◆ Task details: From the entries below, copy every line holding the word "name".

· · · · · · ·

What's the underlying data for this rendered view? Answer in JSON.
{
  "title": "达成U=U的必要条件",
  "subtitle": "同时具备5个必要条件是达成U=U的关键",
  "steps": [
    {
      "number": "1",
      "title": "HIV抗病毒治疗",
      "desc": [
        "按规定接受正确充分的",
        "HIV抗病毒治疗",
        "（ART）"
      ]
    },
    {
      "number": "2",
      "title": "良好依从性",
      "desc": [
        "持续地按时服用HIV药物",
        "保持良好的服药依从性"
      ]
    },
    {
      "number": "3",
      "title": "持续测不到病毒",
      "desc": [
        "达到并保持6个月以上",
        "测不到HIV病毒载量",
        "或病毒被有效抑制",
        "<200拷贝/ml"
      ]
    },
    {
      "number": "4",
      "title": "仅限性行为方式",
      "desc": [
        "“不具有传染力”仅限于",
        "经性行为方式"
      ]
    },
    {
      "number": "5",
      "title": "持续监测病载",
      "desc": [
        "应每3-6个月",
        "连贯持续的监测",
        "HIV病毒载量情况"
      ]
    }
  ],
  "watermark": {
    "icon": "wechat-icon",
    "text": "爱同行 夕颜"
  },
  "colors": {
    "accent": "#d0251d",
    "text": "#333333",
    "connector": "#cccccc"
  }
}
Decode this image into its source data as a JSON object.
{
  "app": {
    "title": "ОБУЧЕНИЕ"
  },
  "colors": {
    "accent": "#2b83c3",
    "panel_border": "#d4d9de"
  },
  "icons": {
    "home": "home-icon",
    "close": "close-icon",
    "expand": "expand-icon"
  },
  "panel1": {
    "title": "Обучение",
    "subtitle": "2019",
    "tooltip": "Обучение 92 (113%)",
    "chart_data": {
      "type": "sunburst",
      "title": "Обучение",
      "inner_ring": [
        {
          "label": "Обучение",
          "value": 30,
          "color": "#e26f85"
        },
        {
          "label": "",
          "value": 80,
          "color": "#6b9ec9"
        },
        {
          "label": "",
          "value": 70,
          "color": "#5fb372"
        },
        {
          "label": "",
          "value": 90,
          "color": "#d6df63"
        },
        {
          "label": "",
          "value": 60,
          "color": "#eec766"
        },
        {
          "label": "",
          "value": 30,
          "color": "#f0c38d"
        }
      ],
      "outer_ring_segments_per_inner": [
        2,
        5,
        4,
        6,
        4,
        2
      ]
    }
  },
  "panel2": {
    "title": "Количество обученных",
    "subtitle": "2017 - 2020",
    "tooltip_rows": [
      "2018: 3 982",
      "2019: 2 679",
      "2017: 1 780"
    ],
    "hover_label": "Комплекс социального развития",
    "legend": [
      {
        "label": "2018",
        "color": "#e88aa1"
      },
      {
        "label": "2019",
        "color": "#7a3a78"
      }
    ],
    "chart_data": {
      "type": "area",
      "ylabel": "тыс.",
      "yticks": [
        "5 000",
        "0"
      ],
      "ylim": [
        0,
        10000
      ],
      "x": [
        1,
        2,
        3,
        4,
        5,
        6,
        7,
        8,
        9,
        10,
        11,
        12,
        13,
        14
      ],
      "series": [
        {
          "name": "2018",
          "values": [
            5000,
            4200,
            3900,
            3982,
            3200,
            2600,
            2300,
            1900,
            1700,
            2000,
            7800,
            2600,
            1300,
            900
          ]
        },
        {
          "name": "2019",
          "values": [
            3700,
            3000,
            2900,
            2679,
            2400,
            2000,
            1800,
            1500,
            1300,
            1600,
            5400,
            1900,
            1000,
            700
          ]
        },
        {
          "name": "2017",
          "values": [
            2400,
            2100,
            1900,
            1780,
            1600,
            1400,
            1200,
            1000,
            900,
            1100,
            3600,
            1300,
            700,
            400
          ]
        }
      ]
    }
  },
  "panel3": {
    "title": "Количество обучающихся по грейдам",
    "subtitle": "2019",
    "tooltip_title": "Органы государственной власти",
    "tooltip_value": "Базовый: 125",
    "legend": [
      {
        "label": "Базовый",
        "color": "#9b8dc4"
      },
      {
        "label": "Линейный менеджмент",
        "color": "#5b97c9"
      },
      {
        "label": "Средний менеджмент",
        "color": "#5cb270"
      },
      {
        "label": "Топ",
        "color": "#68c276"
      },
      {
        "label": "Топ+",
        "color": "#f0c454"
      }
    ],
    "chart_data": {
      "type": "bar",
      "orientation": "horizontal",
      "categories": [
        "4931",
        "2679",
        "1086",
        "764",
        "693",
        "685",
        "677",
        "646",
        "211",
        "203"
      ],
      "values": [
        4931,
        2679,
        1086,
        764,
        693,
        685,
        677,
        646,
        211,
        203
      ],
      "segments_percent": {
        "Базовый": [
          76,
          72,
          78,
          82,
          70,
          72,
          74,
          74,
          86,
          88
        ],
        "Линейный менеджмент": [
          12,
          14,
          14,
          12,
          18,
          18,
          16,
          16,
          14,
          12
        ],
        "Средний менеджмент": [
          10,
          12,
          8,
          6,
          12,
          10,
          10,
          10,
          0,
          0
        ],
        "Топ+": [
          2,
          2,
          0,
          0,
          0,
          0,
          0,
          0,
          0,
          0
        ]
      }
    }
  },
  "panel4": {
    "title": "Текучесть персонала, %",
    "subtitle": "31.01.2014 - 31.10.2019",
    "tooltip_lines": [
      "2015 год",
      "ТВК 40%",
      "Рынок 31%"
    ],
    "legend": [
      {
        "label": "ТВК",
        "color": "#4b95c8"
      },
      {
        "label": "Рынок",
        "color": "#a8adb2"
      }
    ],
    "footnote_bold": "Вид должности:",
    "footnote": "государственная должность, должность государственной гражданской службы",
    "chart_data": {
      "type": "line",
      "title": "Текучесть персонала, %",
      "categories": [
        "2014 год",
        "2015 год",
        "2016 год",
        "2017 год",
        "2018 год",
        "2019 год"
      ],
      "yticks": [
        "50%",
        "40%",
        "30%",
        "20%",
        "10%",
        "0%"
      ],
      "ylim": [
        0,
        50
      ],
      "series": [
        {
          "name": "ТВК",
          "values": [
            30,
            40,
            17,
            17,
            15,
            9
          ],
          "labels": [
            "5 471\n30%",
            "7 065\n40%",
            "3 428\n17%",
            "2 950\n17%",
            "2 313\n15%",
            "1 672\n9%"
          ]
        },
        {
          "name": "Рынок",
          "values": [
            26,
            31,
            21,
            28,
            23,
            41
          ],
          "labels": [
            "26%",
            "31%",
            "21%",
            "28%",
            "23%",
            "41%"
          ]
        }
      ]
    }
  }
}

· · · · · · ·

◆ Full response:
          "name": "2018",
          "name": "2019",
          "name": "2017",
          "name": "ТВК",
          "name": "Рынок",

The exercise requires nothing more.